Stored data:
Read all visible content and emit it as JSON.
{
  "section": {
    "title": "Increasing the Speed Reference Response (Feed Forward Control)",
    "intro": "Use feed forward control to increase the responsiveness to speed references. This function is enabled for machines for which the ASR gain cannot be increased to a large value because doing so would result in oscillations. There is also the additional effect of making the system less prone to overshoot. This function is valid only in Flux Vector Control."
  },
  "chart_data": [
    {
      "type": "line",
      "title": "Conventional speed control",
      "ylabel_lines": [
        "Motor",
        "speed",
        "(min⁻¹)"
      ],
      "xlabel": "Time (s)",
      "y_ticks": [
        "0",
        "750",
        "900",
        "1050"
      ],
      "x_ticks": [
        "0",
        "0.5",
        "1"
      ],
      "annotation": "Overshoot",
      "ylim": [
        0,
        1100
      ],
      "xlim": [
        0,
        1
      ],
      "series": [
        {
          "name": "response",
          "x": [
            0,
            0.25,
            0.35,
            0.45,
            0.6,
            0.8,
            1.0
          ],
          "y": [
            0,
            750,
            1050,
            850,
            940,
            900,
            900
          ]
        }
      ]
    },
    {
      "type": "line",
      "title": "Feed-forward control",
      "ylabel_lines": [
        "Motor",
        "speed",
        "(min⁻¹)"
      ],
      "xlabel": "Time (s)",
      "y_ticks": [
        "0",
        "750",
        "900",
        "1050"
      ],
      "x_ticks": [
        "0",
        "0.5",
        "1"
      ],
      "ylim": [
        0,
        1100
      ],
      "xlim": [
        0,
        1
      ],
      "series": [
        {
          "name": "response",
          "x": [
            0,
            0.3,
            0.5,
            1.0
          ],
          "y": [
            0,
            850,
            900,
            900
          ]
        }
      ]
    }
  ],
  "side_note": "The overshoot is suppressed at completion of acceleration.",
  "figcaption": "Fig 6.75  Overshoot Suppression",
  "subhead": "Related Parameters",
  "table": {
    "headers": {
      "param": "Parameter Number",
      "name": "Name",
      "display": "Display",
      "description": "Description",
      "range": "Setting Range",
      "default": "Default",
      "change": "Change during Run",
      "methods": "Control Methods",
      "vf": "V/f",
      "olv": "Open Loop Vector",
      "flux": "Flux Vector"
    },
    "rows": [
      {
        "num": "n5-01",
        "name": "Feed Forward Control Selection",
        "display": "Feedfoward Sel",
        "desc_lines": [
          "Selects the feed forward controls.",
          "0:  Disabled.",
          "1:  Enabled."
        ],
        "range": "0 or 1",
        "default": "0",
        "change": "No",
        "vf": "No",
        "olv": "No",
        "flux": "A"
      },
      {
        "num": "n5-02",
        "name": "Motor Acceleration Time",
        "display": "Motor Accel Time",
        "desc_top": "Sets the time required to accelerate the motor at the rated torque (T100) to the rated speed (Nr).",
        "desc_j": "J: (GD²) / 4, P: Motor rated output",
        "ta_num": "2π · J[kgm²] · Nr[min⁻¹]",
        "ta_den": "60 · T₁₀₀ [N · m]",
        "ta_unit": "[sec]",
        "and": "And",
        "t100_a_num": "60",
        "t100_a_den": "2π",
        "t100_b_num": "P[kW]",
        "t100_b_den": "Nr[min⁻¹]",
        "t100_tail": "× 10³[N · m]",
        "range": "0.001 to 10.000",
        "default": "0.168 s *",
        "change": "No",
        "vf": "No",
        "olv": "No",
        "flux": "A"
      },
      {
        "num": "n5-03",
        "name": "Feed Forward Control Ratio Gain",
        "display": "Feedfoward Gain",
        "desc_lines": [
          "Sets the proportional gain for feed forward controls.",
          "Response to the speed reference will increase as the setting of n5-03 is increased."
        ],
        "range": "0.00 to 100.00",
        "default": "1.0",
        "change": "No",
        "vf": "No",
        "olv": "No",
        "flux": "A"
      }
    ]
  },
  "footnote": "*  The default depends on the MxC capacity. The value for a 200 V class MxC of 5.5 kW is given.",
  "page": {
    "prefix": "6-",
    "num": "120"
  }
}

What you should do:
Repeat all of the records above exactly as they appear.

The completed task:
Read all visible content and emit it as JSON.
{
  "section": {
    "title": "Increasing the Speed Reference Response (Feed Forward Control)",
    "intro": "Use feed forward control to increase the responsiveness to speed references. This function is enabled for machines for which the ASR gain cannot be increased to a large value because doing so would result in oscillations. There is also the additional effect of making the system less prone to overshoot. This function is valid only in Flux Vector Control."
  },
  "chart_data": [
    {
      "type": "line",
      "title": "Conventional speed control",
      "ylabel_lines": [
        "Motor",
        "speed",
        "(min⁻¹)"
      ],
      "xlabel": "Time (s)",
      "y_ticks": [
        "0",
        "750",
        "900",
        "1050"
      ],
      "x_ticks": [
        "0",
        "0.5",
        "1"
      ],
      "annotation": "Overshoot",
      "ylim": [
        0,
        1100
      ],
      "xlim": [
        0,
        1
      ],
      "series": [
        {
          "name": "response",
          "x": [
            0,
            0.25,
            0.35,
            0.45,
            0.6,
            0.8,
            1.0
          ],
          "y": [
            0,
            750,
            1050,
            850,
            940,
            900,
            900
          ]
        }
      ]
    },
    {
      "type": "line",
      "title": "Feed-forward control",
      "ylabel_lines": [
        "Motor",
        "speed",
        "(min⁻¹)"
      ],
      "xlabel": "Time (s)",
      "y_ticks": [
        "0",
        "750",
        "900",
        "1050"
      ],
      "x_ticks": [
        "0",
        "0.5",
        "1"
      ],
      "ylim": [
        0,
        1100
      ],
      "xlim": [
        0,
        1
      ],
      "series": [
        {
          "name": "response",
          "x": [
            0,
            0.3,
            0.5,
            1.0
          ],
          "y": [
            0,
            850,
            900,
            900
          ]
        }
      ]
    }
  ],
  "side_note": "The overshoot is suppressed at completion of acceleration.",
  "figcaption": "Fig 6.75  Overshoot Suppression",
  "subhead": "Related Parameters",
  "table": {
    "headers": {
      "param": "Parameter Number",
      "name": "Name",
      "display": "Display",
      "description": "Description",
      "range": "Setting Range",
      "default": "Default",
      "change": "Change during Run",
      "methods": "Control Methods",
      "vf": "V/f",
      "olv": "Open Loop Vector",
      "flux": "Flux Vector"
    },
    "rows": [
      {
        "num": "n5-01",
        "name": "Feed Forward Control Selection",
        "display": "Feedfoward Sel",
        "desc_lines": [
          "Selects the feed forward controls.",
          "0:  Disabled.",
          "1:  Enabled."
        ],
        "range": "0 or 1",
        "default": "0",
        "change": "No",
        "vf": "No",
        "olv": "No",
        "flux": "A"
      },
      {
        "num": "n5-02",
        "name": "Motor Acceleration Time",
        "display": "Motor Accel Time",
        "desc_top": "Sets the time required to accelerate the motor at the rated torque (T100) to the rated speed (Nr).",
        "desc_j": "J: (GD²) / 4, P: Motor rated output",
        "ta_num": "2π · J[kgm²] · Nr[min⁻¹]",
        "ta_den": "60 · T₁₀₀ [N · m]",
        "ta_unit": "[sec]",
        "and": "And",
        "t100_a_num": "60",
        "t100_a_den": "2π",
        "t100_b_num": "P[kW]",
        "t100_b_den": "Nr[min⁻¹]",
        "t100_tail": "× 10³[N · m]",
        "range": "0.001 to 10.000",
        "default": "0.168 s *",
        "change": "No",
        "vf": "No",
        "olv": "No",
        "flux": "A"
      },
      {
        "num": "n5-03",
        "name": "Feed Forward Control Ratio Gain",
        "display": "Feedfoward Gain",
        "desc_lines": [
          "Sets the proportional gain for feed forward controls.",
          "Response to the speed reference will increase as the setting of n5-03 is increased."
        ],
        "range": "0.00 to 100.00",
        "default": "1.0",
        "change": "No",
        "vf": "No",
        "olv": "No",
        "flux": "A"
      }
    ]
  },
  "footnote": "*  The default depends on the MxC capacity. The value for a 200 V class MxC of 5.5 kW is given.",
  "page": {
    "prefix": "6-",
    "num": "120"
  }
}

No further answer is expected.